═══ DATA FOR PROCESSING ═══

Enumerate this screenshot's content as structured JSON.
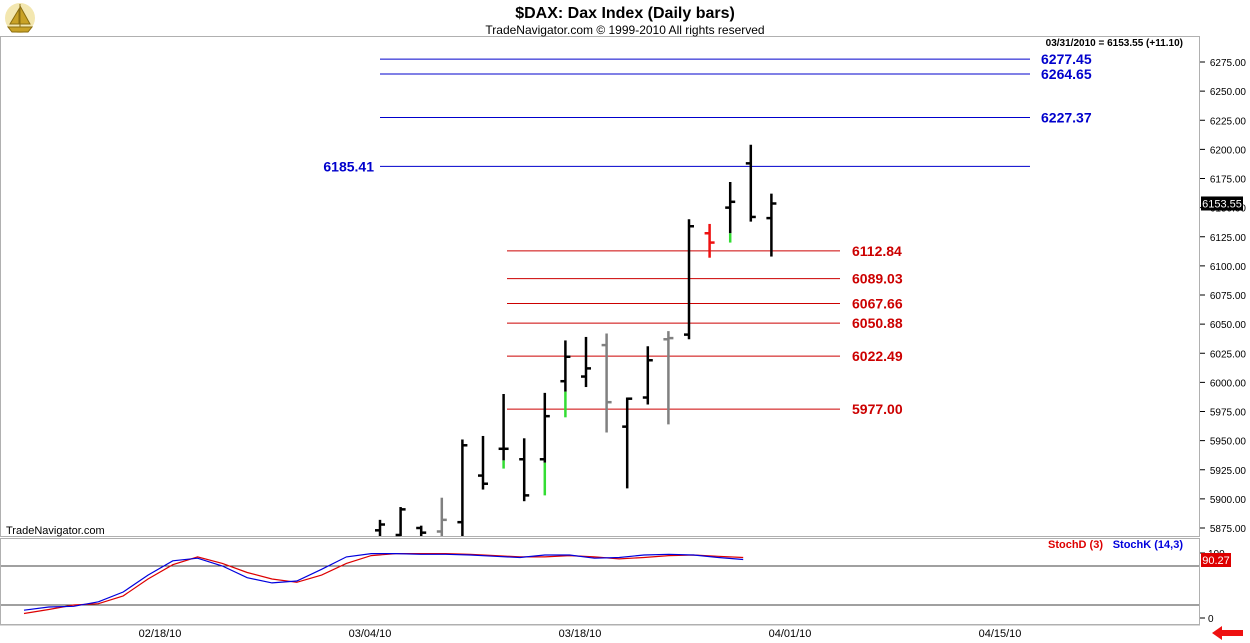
{
  "header": {
    "title": "$DAX:  Dax Index  (Daily bars)",
    "copyright": "TradeNavigator.com © 1999-2010 All rights reserved",
    "quote": "03/31/2010 = 6153.55 (+11.10)",
    "watermark": "TradeNavigator.com",
    "logo_icon": "sailboat-icon"
  },
  "chart_data": [
    {
      "type": "ohlc",
      "title": "$DAX:  Dax Index  (Daily bars)",
      "ylim": [
        5860,
        6295
      ],
      "y_ticks": [
        "6275.00",
        "6250.00",
        "6225.00",
        "6200.00",
        "6175.00",
        "6150.00",
        "6125.00",
        "6100.00",
        "6075.00",
        "6050.00",
        "6025.00",
        "6000.00",
        "5975.00",
        "5950.00",
        "5925.00",
        "5900.00",
        "5875.00"
      ],
      "y_tick_values": [
        6275,
        6250,
        6225,
        6200,
        6175,
        6150,
        6125,
        6100,
        6075,
        6050,
        6025,
        6000,
        5975,
        5950,
        5925,
        5900,
        5875
      ],
      "last_price_label": "6153.55",
      "last_price": 6153.55,
      "bars": [
        {
          "x": 0,
          "o": 5873,
          "h": 5882,
          "l": 5858,
          "c": 5878,
          "color": "#000000"
        },
        {
          "x": 1,
          "o": 5869,
          "h": 5893,
          "l": 5860,
          "c": 5891,
          "color": "#000000"
        },
        {
          "x": 2,
          "o": 5875,
          "h": 5877,
          "l": 5860,
          "c": 5871,
          "color": "#000000"
        },
        {
          "x": 3,
          "o": 5872,
          "h": 5901,
          "l": 5858,
          "c": 5882,
          "color": "#808080"
        },
        {
          "x": 4,
          "o": 5880,
          "h": 5951,
          "l": 5868,
          "c": 5946,
          "color": "#000000"
        },
        {
          "x": 5,
          "o": 5920,
          "h": 5954,
          "l": 5908,
          "c": 5913,
          "color": "#000000"
        },
        {
          "x": 6,
          "o": 5943,
          "h": 5990,
          "l": 5926,
          "c": 5943,
          "color": "#000000",
          "low_color": "#33dd33",
          "low_from": 5933
        },
        {
          "x": 7,
          "o": 5934,
          "h": 5952,
          "l": 5898,
          "c": 5903,
          "color": "#000000"
        },
        {
          "x": 8,
          "o": 5934,
          "h": 5991,
          "l": 5903,
          "c": 5971,
          "color": "#000000",
          "low_color": "#33dd33",
          "low_from": 5931
        },
        {
          "x": 9,
          "o": 6001,
          "h": 6036,
          "l": 5970,
          "c": 6022,
          "color": "#000000",
          "low_color": "#33dd33",
          "low_from": 5992
        },
        {
          "x": 10,
          "o": 6005,
          "h": 6039,
          "l": 5996,
          "c": 6012,
          "color": "#000000"
        },
        {
          "x": 11,
          "o": 6032,
          "h": 6042,
          "l": 5957,
          "c": 5983,
          "color": "#808080"
        },
        {
          "x": 12,
          "o": 5962,
          "h": 5987,
          "l": 5909,
          "c": 5986,
          "color": "#000000"
        },
        {
          "x": 13,
          "o": 5987,
          "h": 6031,
          "l": 5981,
          "c": 6019,
          "color": "#000000"
        },
        {
          "x": 14,
          "o": 6037,
          "h": 6044,
          "l": 5964,
          "c": 6038,
          "color": "#808080"
        },
        {
          "x": 15,
          "o": 6041,
          "h": 6140,
          "l": 6037,
          "c": 6134,
          "color": "#000000"
        },
        {
          "x": 16,
          "o": 6128,
          "h": 6136,
          "l": 6107,
          "c": 6120,
          "color": "#ee1111"
        },
        {
          "x": 17,
          "o": 6150,
          "h": 6172,
          "l": 6120,
          "c": 6155,
          "color": "#000000",
          "low_color": "#33dd33",
          "low_from": 6128
        },
        {
          "x": 18,
          "o": 6188,
          "h": 6204,
          "l": 6138,
          "c": 6142,
          "color": "#000000"
        },
        {
          "x": 19,
          "o": 6141,
          "h": 6162,
          "l": 6108,
          "c": 6153.55,
          "color": "#000000"
        }
      ],
      "resistance_levels": [
        {
          "value": 6277.45,
          "label": "6277.45",
          "color": "#0000cc"
        },
        {
          "value": 6264.65,
          "label": "6264.65",
          "color": "#0000cc"
        },
        {
          "value": 6227.37,
          "label": "6227.37",
          "color": "#0000cc"
        },
        {
          "value": 6185.41,
          "label": "6185.41",
          "color": "#0000cc"
        }
      ],
      "support_levels": [
        {
          "value": 6112.84,
          "label": "6112.84",
          "color": "#cc0000"
        },
        {
          "value": 6089.03,
          "label": "6089.03",
          "color": "#cc0000"
        },
        {
          "value": 6067.66,
          "label": "6067.66",
          "color": "#cc0000"
        },
        {
          "value": 6050.88,
          "label": "6050.88",
          "color": "#cc0000"
        },
        {
          "value": 6022.49,
          "label": "6022.49",
          "color": "#cc0000"
        },
        {
          "value": 5977.0,
          "label": "5977.00",
          "color": "#cc0000"
        }
      ]
    },
    {
      "type": "line",
      "title": "Stochastic",
      "ylim": [
        0,
        100
      ],
      "y_ticks": [
        "100",
        "0"
      ],
      "y_tick_values": [
        100,
        0
      ],
      "reference_lines": [
        80,
        20
      ],
      "last_value_label": "90.27",
      "legend": [
        "StochD (3)",
        "StochK (14,3)"
      ],
      "series": [
        {
          "name": "StochD (3)",
          "color": "#dd0000",
          "points": [
            [
              0,
              7
            ],
            [
              2,
              13
            ],
            [
              4,
              20
            ],
            [
              6,
              22
            ],
            [
              8,
              34
            ],
            [
              10,
              60
            ],
            [
              12,
              82
            ],
            [
              14,
              94
            ],
            [
              16,
              84
            ],
            [
              18,
              70
            ],
            [
              20,
              60
            ],
            [
              22,
              55
            ],
            [
              24,
              66
            ],
            [
              26,
              84
            ],
            [
              28,
              96
            ],
            [
              30,
              99
            ],
            [
              32,
              99
            ],
            [
              34,
              99
            ],
            [
              36,
              98
            ],
            [
              38,
              96
            ],
            [
              40,
              94
            ],
            [
              42,
              94
            ],
            [
              44,
              96
            ],
            [
              46,
              94
            ],
            [
              48,
              91
            ],
            [
              50,
              93
            ],
            [
              52,
              96
            ],
            [
              54,
              97
            ],
            [
              56,
              95
            ],
            [
              58,
              93
            ]
          ]
        },
        {
          "name": "StochK (14,3)",
          "color": "#0000dd",
          "points": [
            [
              0,
              12
            ],
            [
              2,
              17
            ],
            [
              4,
              18
            ],
            [
              6,
              25
            ],
            [
              8,
              40
            ],
            [
              10,
              66
            ],
            [
              12,
              88
            ],
            [
              14,
              92
            ],
            [
              16,
              80
            ],
            [
              18,
              62
            ],
            [
              20,
              54
            ],
            [
              22,
              57
            ],
            [
              24,
              75
            ],
            [
              26,
              94
            ],
            [
              28,
              99
            ],
            [
              30,
              99
            ],
            [
              32,
              98
            ],
            [
              34,
              98
            ],
            [
              36,
              97
            ],
            [
              38,
              95
            ],
            [
              40,
              93
            ],
            [
              42,
              97
            ],
            [
              44,
              97
            ],
            [
              46,
              92
            ],
            [
              48,
              93
            ],
            [
              50,
              97
            ],
            [
              52,
              98
            ],
            [
              54,
              97
            ],
            [
              56,
              93
            ],
            [
              58,
              90
            ]
          ]
        }
      ]
    }
  ],
  "x_axis": {
    "labels": [
      "02/18/10",
      "03/04/10",
      "03/18/10",
      "04/01/10",
      "04/15/10"
    ]
  },
  "nav": {
    "back_icon": "red-left-arrow-icon"
  }
}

═══

§ DESCRIPTION OF THE TASK: Leaving the pictures aside, transcribe the entire listing exactly.

§ TASK SOLUTION:
Enumerate this screenshot's content as structured JSON.
{
  "header": {
    "title": "$DAX:  Dax Index  (Daily bars)",
    "copyright": "TradeNavigator.com © 1999-2010 All rights reserved",
    "quote": "03/31/2010 = 6153.55 (+11.10)",
    "watermark": "TradeNavigator.com",
    "logo_icon": "sailboat-icon"
  },
  "chart_data": [
    {
      "type": "ohlc",
      "title": "$DAX:  Dax Index  (Daily bars)",
      "ylim": [
        5860,
        6295
      ],
      "y_ticks": [
        "6275.00",
        "6250.00",
        "6225.00",
        "6200.00",
        "6175.00",
        "6150.00",
        "6125.00",
        "6100.00",
        "6075.00",
        "6050.00",
        "6025.00",
        "6000.00",
        "5975.00",
        "5950.00",
        "5925.00",
        "5900.00",
        "5875.00"
      ],
      "y_tick_values": [
        6275,
        6250,
        6225,
        6200,
        6175,
        6150,
        6125,
        6100,
        6075,
        6050,
        6025,
        6000,
        5975,
        5950,
        5925,
        5900,
        5875
      ],
      "last_price_label": "6153.55",
      "last_price": 6153.55,
      "bars": [
        {
          "x": 0,
          "o": 5873,
          "h": 5882,
          "l": 5858,
          "c": 5878,
          "color": "#000000"
        },
        {
          "x": 1,
          "o": 5869,
          "h": 5893,
          "l": 5860,
          "c": 5891,
          "color": "#000000"
        },
        {
          "x": 2,
          "o": 5875,
          "h": 5877,
          "l": 5860,
          "c": 5871,
          "color": "#000000"
        },
        {
          "x": 3,
          "o": 5872,
          "h": 5901,
          "l": 5858,
          "c": 5882,
          "color": "#808080"
        },
        {
          "x": 4,
          "o": 5880,
          "h": 5951,
          "l": 5868,
          "c": 5946,
          "color": "#000000"
        },
        {
          "x": 5,
          "o": 5920,
          "h": 5954,
          "l": 5908,
          "c": 5913,
          "color": "#000000"
        },
        {
          "x": 6,
          "o": 5943,
          "h": 5990,
          "l": 5926,
          "c": 5943,
          "color": "#000000",
          "low_color": "#33dd33",
          "low_from": 5933
        },
        {
          "x": 7,
          "o": 5934,
          "h": 5952,
          "l": 5898,
          "c": 5903,
          "color": "#000000"
        },
        {
          "x": 8,
          "o": 5934,
          "h": 5991,
          "l": 5903,
          "c": 5971,
          "color": "#000000",
          "low_color": "#33dd33",
          "low_from": 5931
        },
        {
          "x": 9,
          "o": 6001,
          "h": 6036,
          "l": 5970,
          "c": 6022,
          "color": "#000000",
          "low_color": "#33dd33",
          "low_from": 5992
        },
        {
          "x": 10,
          "o": 6005,
          "h": 6039,
          "l": 5996,
          "c": 6012,
          "color": "#000000"
        },
        {
          "x": 11,
          "o": 6032,
          "h": 6042,
          "l": 5957,
          "c": 5983,
          "color": "#808080"
        },
        {
          "x": 12,
          "o": 5962,
          "h": 5987,
          "l": 5909,
          "c": 5986,
          "color": "#000000"
        },
        {
          "x": 13,
          "o": 5987,
          "h": 6031,
          "l": 5981,
          "c": 6019,
          "color": "#000000"
        },
        {
          "x": 14,
          "o": 6037,
          "h": 6044,
          "l": 5964,
          "c": 6038,
          "color": "#808080"
        },
        {
          "x": 15,
          "o": 6041,
          "h": 6140,
          "l": 6037,
          "c": 6134,
          "color": "#000000"
        },
        {
          "x": 16,
          "o": 6128,
          "h": 6136,
          "l": 6107,
          "c": 6120,
          "color": "#ee1111"
        },
        {
          "x": 17,
          "o": 6150,
          "h": 6172,
          "l": 6120,
          "c": 6155,
          "color": "#000000",
          "low_color": "#33dd33",
          "low_from": 6128
        },
        {
          "x": 18,
          "o": 6188,
          "h": 6204,
          "l": 6138,
          "c": 6142,
          "color": "#000000"
        },
        {
          "x": 19,
          "o": 6141,
          "h": 6162,
          "l": 6108,
          "c": 6153.55,
          "color": "#000000"
        }
      ],
      "resistance_levels": [
        {
          "value": 6277.45,
          "label": "6277.45",
          "color": "#0000cc"
        },
        {
          "value": 6264.65,
          "label": "6264.65",
          "color": "#0000cc"
        },
        {
          "value": 6227.37,
          "label": "6227.37",
          "color": "#0000cc"
        },
        {
          "value": 6185.41,
          "label": "6185.41",
          "color": "#0000cc"
        }
      ],
      "support_levels": [
        {
          "value": 6112.84,
          "label": "6112.84",
          "color": "#cc0000"
        },
        {
          "value": 6089.03,
          "label": "6089.03",
          "color": "#cc0000"
        },
        {
          "value": 6067.66,
          "label": "6067.66",
          "color": "#cc0000"
        },
        {
          "value": 6050.88,
          "label": "6050.88",
          "color": "#cc0000"
        },
        {
          "value": 6022.49,
          "label": "6022.49",
          "color": "#cc0000"
        },
        {
          "value": 5977.0,
          "label": "5977.00",
          "color": "#cc0000"
        }
      ]
    },
    {
      "type": "line",
      "title": "Stochastic",
      "ylim": [
        0,
        100
      ],
      "y_ticks": [
        "100",
        "0"
      ],
      "y_tick_values": [
        100,
        0
      ],
      "reference_lines": [
        80,
        20
      ],
      "last_value_label": "90.27",
      "legend": [
        "StochD (3)",
        "StochK (14,3)"
      ],
      "series": [
        {
          "name": "StochD (3)",
          "color": "#dd0000",
          "points": [
            [
              0,
              7
            ],
            [
              2,
              13
            ],
            [
              4,
              20
            ],
            [
              6,
              22
            ],
            [
              8,
              34
            ],
            [
              10,
              60
            ],
            [
              12,
              82
            ],
            [
              14,
              94
            ],
            [
              16,
              84
            ],
            [
              18,
              70
            ],
            [
              20,
              60
            ],
            [
              22,
              55
            ],
            [
              24,
              66
            ],
            [
              26,
              84
            ],
            [
              28,
              96
            ],
            [
              30,
              99
            ],
            [
              32,
              99
            ],
            [
              34,
              99
            ],
            [
              36,
              98
            ],
            [
              38,
              96
            ],
            [
              40,
              94
            ],
            [
              42,
              94
            ],
            [
              44,
              96
            ],
            [
              46,
              94
            ],
            [
              48,
              91
            ],
            [
              50,
              93
            ],
            [
              52,
              96
            ],
            [
              54,
              97
            ],
            [
              56,
              95
            ],
            [
              58,
              93
            ]
          ]
        },
        {
          "name": "StochK (14,3)",
          "color": "#0000dd",
          "points": [
            [
              0,
              12
            ],
            [
              2,
              17
            ],
            [
              4,
              18
            ],
            [
              6,
              25
            ],
            [
              8,
              40
            ],
            [
              10,
              66
            ],
            [
              12,
              88
            ],
            [
              14,
              92
            ],
            [
              16,
              80
            ],
            [
              18,
              62
            ],
            [
              20,
              54
            ],
            [
              22,
              57
            ],
            [
              24,
              75
            ],
            [
              26,
              94
            ],
            [
              28,
              99
            ],
            [
              30,
              99
            ],
            [
              32,
              98
            ],
            [
              34,
              98
            ],
            [
              36,
              97
            ],
            [
              38,
              95
            ],
            [
              40,
              93
            ],
            [
              42,
              97
            ],
            [
              44,
              97
            ],
            [
              46,
              92
            ],
            [
              48,
              93
            ],
            [
              50,
              97
            ],
            [
              52,
              98
            ],
            [
              54,
              97
            ],
            [
              56,
              93
            ],
            [
              58,
              90
            ]
          ]
        }
      ]
    }
  ],
  "x_axis": {
    "labels": [
      "02/18/10",
      "03/04/10",
      "03/18/10",
      "04/01/10",
      "04/15/10"
    ]
  },
  "nav": {
    "back_icon": "red-left-arrow-icon"
  }
}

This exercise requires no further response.